**What you will do:** Reproduce the data below with every instance of "x-tick-label" renamed to "x-axis-tick" and all other text unchanged. Leave out the pictures.

[Dataset records]

- - -

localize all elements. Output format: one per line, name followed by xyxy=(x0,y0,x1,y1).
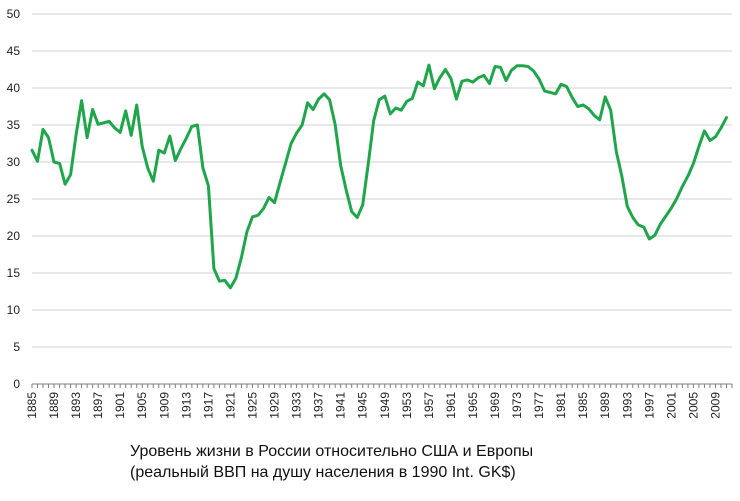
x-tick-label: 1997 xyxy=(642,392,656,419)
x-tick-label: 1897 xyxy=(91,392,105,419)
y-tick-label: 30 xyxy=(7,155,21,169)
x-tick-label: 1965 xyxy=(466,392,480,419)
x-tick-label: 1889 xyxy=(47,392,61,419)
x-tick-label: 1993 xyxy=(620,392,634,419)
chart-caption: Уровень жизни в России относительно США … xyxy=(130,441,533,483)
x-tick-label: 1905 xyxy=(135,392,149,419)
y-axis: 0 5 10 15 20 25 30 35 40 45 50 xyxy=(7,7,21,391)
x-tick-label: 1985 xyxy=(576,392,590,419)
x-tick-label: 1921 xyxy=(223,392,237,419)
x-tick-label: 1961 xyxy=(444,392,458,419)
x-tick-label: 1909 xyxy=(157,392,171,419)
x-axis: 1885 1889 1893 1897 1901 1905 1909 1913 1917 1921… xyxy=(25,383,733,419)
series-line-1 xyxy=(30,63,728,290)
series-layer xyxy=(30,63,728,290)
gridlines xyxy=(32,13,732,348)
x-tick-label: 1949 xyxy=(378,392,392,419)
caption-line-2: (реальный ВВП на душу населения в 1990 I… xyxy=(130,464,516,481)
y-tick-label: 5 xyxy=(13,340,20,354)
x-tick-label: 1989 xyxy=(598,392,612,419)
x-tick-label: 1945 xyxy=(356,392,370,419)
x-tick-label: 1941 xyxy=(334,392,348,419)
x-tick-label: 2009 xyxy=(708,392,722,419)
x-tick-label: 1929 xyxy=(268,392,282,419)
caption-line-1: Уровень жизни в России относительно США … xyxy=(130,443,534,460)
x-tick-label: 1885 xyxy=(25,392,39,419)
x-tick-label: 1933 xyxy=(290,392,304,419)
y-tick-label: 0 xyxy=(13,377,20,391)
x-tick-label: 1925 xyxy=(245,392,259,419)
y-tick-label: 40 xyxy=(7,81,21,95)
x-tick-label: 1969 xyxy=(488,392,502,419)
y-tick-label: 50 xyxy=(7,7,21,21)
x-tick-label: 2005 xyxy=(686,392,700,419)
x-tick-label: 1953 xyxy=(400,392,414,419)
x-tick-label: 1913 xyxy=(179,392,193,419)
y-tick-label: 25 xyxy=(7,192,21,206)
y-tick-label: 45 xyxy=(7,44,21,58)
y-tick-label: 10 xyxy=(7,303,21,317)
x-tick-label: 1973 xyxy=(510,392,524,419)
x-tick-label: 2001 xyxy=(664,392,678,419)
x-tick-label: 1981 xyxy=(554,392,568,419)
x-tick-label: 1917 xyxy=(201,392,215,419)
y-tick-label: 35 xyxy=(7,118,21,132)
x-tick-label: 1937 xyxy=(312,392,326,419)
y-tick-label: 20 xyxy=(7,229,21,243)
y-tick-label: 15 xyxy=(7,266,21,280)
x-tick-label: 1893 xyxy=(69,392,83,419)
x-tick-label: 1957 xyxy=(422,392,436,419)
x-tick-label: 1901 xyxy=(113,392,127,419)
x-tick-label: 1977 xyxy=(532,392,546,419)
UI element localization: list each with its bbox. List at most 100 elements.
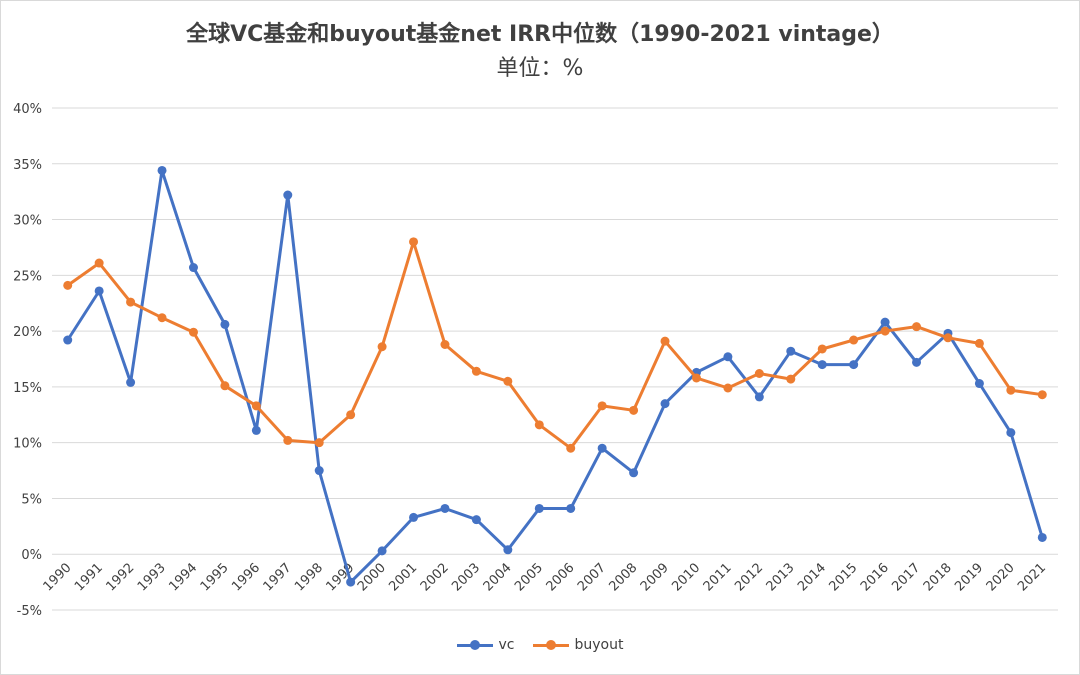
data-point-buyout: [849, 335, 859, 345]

- - -

**Exercise solution:**
localize all elements. Output format: one per line, name followed by xyxy=(x0,y0,x1,y1).
x-axis-tick: 1997 xyxy=(642,392,656,419)
x-axis-tick: 1897 xyxy=(91,392,105,419)
y-tick-label: 30 xyxy=(7,155,21,169)
x-axis-tick: 1965 xyxy=(466,392,480,419)
x-axis-tick: 1889 xyxy=(47,392,61,419)
x-axis-tick: 1993 xyxy=(620,392,634,419)
chart-caption: Уровень жизни в России относительно США … xyxy=(130,441,533,483)
x-axis-tick: 1905 xyxy=(135,392,149,419)
y-axis: 0 5 10 15 20 25 30 35 40 45 50 xyxy=(7,7,21,391)
x-axis-tick: 1985 xyxy=(576,392,590,419)
x-axis-tick: 1921 xyxy=(223,392,237,419)
x-axis-tick: 1961 xyxy=(444,392,458,419)
x-axis-tick: 1909 xyxy=(157,392,171,419)
x-axis: 1885 1889 1893 1897 1901 1905 1909 1913 1917 1921… xyxy=(25,383,733,419)
series-line-1 xyxy=(30,63,728,290)
series-layer xyxy=(30,63,728,290)
gridlines xyxy=(32,13,732,348)
x-axis-tick: 1949 xyxy=(378,392,392,419)
caption-line-2: (реальный ВВП на душу населения в 1990 I… xyxy=(130,464,516,481)
y-tick-label: 5 xyxy=(13,340,20,354)
x-axis-tick: 1989 xyxy=(598,392,612,419)
x-axis-tick: 1945 xyxy=(356,392,370,419)
x-axis-tick: 1941 xyxy=(334,392,348,419)
x-axis-tick: 2009 xyxy=(708,392,722,419)
x-axis-tick: 1929 xyxy=(268,392,282,419)
caption-line-1: Уровень жизни в России относительно США … xyxy=(130,443,534,460)
x-axis-tick: 1885 xyxy=(25,392,39,419)
x-axis-tick: 1933 xyxy=(290,392,304,419)
y-tick-label: 0 xyxy=(13,377,20,391)
x-axis-tick: 1925 xyxy=(245,392,259,419)
y-tick-label: 40 xyxy=(7,81,21,95)
x-axis-tick: 1969 xyxy=(488,392,502,419)
y-tick-label: 50 xyxy=(7,7,21,21)
x-axis-tick: 2005 xyxy=(686,392,700,419)
x-axis-tick: 1953 xyxy=(400,392,414,419)
x-axis-tick: 1913 xyxy=(179,392,193,419)
y-tick-label: 25 xyxy=(7,192,21,206)
y-tick-label: 45 xyxy=(7,44,21,58)
y-tick-label: 10 xyxy=(7,303,21,317)
x-axis-tick: 1973 xyxy=(510,392,524,419)
x-axis-tick: 2001 xyxy=(664,392,678,419)
x-axis-tick: 1981 xyxy=(554,392,568,419)
x-axis-tick: 1917 xyxy=(201,392,215,419)
y-tick-label: 35 xyxy=(7,118,21,132)
x-axis-tick: 1937 xyxy=(312,392,326,419)
y-tick-label: 20 xyxy=(7,229,21,243)
y-tick-label: 15 xyxy=(7,266,21,280)
x-axis-tick: 1893 xyxy=(69,392,83,419)
x-axis-tick: 1957 xyxy=(422,392,436,419)
x-axis-tick: 1901 xyxy=(113,392,127,419)
x-axis-tick: 1977 xyxy=(532,392,546,419)
UI element localization: list each with its bbox. List at most 100 elements.
data-point-buyout: [849, 335, 859, 345]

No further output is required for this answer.